>>

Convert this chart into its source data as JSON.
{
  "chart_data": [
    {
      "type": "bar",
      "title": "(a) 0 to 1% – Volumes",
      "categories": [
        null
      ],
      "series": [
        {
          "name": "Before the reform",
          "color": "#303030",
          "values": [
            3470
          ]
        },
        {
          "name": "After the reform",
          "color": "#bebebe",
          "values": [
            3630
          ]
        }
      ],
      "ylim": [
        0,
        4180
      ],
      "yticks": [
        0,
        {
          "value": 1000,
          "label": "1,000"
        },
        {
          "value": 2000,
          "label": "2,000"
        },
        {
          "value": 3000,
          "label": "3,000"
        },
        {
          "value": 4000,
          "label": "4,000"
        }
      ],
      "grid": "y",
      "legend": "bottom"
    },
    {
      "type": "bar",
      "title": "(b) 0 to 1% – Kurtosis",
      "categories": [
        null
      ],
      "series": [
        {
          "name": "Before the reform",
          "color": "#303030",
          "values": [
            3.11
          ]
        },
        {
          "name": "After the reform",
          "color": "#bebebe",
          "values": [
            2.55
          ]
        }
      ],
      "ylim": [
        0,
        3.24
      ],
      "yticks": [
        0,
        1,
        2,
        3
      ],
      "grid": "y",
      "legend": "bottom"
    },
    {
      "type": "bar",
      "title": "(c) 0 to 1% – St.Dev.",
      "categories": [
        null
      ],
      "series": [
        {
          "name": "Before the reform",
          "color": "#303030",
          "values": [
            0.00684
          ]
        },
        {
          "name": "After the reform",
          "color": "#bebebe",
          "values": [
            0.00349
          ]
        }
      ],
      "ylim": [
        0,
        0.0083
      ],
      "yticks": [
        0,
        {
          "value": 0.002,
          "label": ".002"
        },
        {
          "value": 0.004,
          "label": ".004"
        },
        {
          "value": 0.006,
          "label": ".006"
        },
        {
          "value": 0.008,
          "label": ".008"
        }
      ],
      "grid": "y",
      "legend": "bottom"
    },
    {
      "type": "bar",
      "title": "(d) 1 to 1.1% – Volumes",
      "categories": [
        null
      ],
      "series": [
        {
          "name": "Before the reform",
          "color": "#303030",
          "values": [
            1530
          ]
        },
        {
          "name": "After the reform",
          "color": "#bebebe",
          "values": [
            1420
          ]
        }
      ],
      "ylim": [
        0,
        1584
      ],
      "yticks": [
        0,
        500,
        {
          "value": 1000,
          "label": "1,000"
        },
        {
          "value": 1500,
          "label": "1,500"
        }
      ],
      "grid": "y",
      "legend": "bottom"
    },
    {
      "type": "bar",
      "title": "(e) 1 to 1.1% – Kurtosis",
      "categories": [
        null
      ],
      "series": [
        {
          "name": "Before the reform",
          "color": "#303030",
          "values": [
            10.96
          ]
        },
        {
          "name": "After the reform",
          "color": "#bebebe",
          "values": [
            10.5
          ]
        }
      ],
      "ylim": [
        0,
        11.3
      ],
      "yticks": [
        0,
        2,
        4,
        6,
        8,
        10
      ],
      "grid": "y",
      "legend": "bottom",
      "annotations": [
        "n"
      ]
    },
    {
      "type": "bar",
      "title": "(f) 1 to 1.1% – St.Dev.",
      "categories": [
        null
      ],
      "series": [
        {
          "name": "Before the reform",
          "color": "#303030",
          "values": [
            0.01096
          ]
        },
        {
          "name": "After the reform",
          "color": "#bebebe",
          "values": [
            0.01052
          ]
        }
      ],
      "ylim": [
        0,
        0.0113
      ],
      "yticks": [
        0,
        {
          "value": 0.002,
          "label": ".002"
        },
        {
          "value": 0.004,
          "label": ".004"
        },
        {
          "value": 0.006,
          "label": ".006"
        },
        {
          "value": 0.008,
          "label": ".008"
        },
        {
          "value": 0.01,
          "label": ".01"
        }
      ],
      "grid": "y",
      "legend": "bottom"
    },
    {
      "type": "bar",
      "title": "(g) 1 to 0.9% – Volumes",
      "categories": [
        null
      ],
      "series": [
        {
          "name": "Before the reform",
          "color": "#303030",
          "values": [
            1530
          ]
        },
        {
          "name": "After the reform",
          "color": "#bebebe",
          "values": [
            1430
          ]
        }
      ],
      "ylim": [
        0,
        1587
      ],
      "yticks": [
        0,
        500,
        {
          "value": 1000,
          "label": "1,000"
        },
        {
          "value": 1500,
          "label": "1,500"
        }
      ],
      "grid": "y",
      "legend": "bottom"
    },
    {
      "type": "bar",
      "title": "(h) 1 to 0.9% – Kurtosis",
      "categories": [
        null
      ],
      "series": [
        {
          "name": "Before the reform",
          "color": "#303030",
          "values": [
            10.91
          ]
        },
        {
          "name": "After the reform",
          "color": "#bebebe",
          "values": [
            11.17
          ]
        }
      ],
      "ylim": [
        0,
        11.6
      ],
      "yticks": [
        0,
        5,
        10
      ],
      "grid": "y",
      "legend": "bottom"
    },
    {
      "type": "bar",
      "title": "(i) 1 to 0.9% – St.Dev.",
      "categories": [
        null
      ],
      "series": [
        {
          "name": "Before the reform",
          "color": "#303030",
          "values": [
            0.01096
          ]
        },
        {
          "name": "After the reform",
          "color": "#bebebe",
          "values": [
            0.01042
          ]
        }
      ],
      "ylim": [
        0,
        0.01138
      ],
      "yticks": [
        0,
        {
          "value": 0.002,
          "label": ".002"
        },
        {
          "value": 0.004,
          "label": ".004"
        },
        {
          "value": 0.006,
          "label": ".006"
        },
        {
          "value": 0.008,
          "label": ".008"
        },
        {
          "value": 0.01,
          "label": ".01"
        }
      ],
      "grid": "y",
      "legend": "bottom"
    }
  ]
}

<<

Given request: Exactly as shown, repeat every record.

Output of the task:
Convert this chart into its source data as JSON.
{
  "chart_data": [
    {
      "type": "bar",
      "title": "(a) 0 to 1% – Volumes",
      "categories": [
        null
      ],
      "series": [
        {
          "name": "Before the reform",
          "color": "#303030",
          "values": [
            3470
          ]
        },
        {
          "name": "After the reform",
          "color": "#bebebe",
          "values": [
            3630
          ]
        }
      ],
      "ylim": [
        0,
        4180
      ],
      "yticks": [
        0,
        {
          "value": 1000,
          "label": "1,000"
        },
        {
          "value": 2000,
          "label": "2,000"
        },
        {
          "value": 3000,
          "label": "3,000"
        },
        {
          "value": 4000,
          "label": "4,000"
        }
      ],
      "grid": "y",
      "legend": "bottom"
    },
    {
      "type": "bar",
      "title": "(b) 0 to 1% – Kurtosis",
      "categories": [
        null
      ],
      "series": [
        {
          "name": "Before the reform",
          "color": "#303030",
          "values": [
            3.11
          ]
        },
        {
          "name": "After the reform",
          "color": "#bebebe",
          "values": [
            2.55
          ]
        }
      ],
      "ylim": [
        0,
        3.24
      ],
      "yticks": [
        0,
        1,
        2,
        3
      ],
      "grid": "y",
      "legend": "bottom"
    },
    {
      "type": "bar",
      "title": "(c) 0 to 1% – St.Dev.",
      "categories": [
        null
      ],
      "series": [
        {
          "name": "Before the reform",
          "color": "#303030",
          "values": [
            0.00684
          ]
        },
        {
          "name": "After the reform",
          "color": "#bebebe",
          "values": [
            0.00349
          ]
        }
      ],
      "ylim": [
        0,
        0.0083
      ],
      "yticks": [
        0,
        {
          "value": 0.002,
          "label": ".002"
        },
        {
          "value": 0.004,
          "label": ".004"
        },
        {
          "value": 0.006,
          "label": ".006"
        },
        {
          "value": 0.008,
          "label": ".008"
        }
      ],
      "grid": "y",
      "legend": "bottom"
    },
    {
      "type": "bar",
      "title": "(d) 1 to 1.1% – Volumes",
      "categories": [
        null
      ],
      "series": [
        {
          "name": "Before the reform",
          "color": "#303030",
          "values": [
            1530
          ]
        },
        {
          "name": "After the reform",
          "color": "#bebebe",
          "values": [
            1420
          ]
        }
      ],
      "ylim": [
        0,
        1584
      ],
      "yticks": [
        0,
        500,
        {
          "value": 1000,
          "label": "1,000"
        },
        {
          "value": 1500,
          "label": "1,500"
        }
      ],
      "grid": "y",
      "legend": "bottom"
    },
    {
      "type": "bar",
      "title": "(e) 1 to 1.1% – Kurtosis",
      "categories": [
        null
      ],
      "series": [
        {
          "name": "Before the reform",
          "color": "#303030",
          "values": [
            10.96
          ]
        },
        {
          "name": "After the reform",
          "color": "#bebebe",
          "values": [
            10.5
          ]
        }
      ],
      "ylim": [
        0,
        11.3
      ],
      "yticks": [
        0,
        2,
        4,
        6,
        8,
        10
      ],
      "grid": "y",
      "legend": "bottom",
      "annotations": [
        "n"
      ]
    },
    {
      "type": "bar",
      "title": "(f) 1 to 1.1% – St.Dev.",
      "categories": [
        null
      ],
      "series": [
        {
          "name": "Before the reform",
          "color": "#303030",
          "values": [
            0.01096
          ]
        },
        {
          "name": "After the reform",
          "color": "#bebebe",
          "values": [
            0.01052
          ]
        }
      ],
      "ylim": [
        0,
        0.0113
      ],
      "yticks": [
        0,
        {
          "value": 0.002,
          "label": ".002"
        },
        {
          "value": 0.004,
          "label": ".004"
        },
        {
          "value": 0.006,
          "label": ".006"
        },
        {
          "value": 0.008,
          "label": ".008"
        },
        {
          "value": 0.01,
          "label": ".01"
        }
      ],
      "grid": "y",
      "legend": "bottom"
    },
    {
      "type": "bar",
      "title": "(g) 1 to 0.9% – Volumes",
      "categories": [
        null
      ],
      "series": [
        {
          "name": "Before the reform",
          "color": "#303030",
          "values": [
            1530
          ]
        },
        {
          "name": "After the reform",
          "color": "#bebebe",
          "values": [
            1430
          ]
        }
      ],
      "ylim": [
        0,
        1587
      ],
      "yticks": [
        0,
        500,
        {
          "value": 1000,
          "label": "1,000"
        },
        {
          "value": 1500,
          "label": "1,500"
        }
      ],
      "grid": "y",
      "legend": "bottom"
    },
    {
      "type": "bar",
      "title": "(h) 1 to 0.9% – Kurtosis",
      "categories": [
        null
      ],
      "series": [
        {
          "name": "Before the reform",
          "color": "#303030",
          "values": [
            10.91
          ]
        },
        {
          "name": "After the reform",
          "color": "#bebebe",
          "values": [
            11.17
          ]
        }
      ],
      "ylim": [
        0,
        11.6
      ],
      "yticks": [
        0,
        5,
        10
      ],
      "grid": "y",
      "legend": "bottom"
    },
    {
      "type": "bar",
      "title": "(i) 1 to 0.9% – St.Dev.",
      "categories": [
        null
      ],
      "series": [
        {
          "name": "Before the reform",
          "color": "#303030",
          "values": [
            0.01096
          ]
        },
        {
          "name": "After the reform",
          "color": "#bebebe",
          "values": [
            0.01042
          ]
        }
      ],
      "ylim": [
        0,
        0.01138
      ],
      "yticks": [
        0,
        {
          "value": 0.002,
          "label": ".002"
        },
        {
          "value": 0.004,
          "label": ".004"
        },
        {
          "value": 0.006,
          "label": ".006"
        },
        {
          "value": 0.008,
          "label": ".008"
        },
        {
          "value": 0.01,
          "label": ".01"
        }
      ],
      "grid": "y",
      "legend": "bottom"
    }
  ]
}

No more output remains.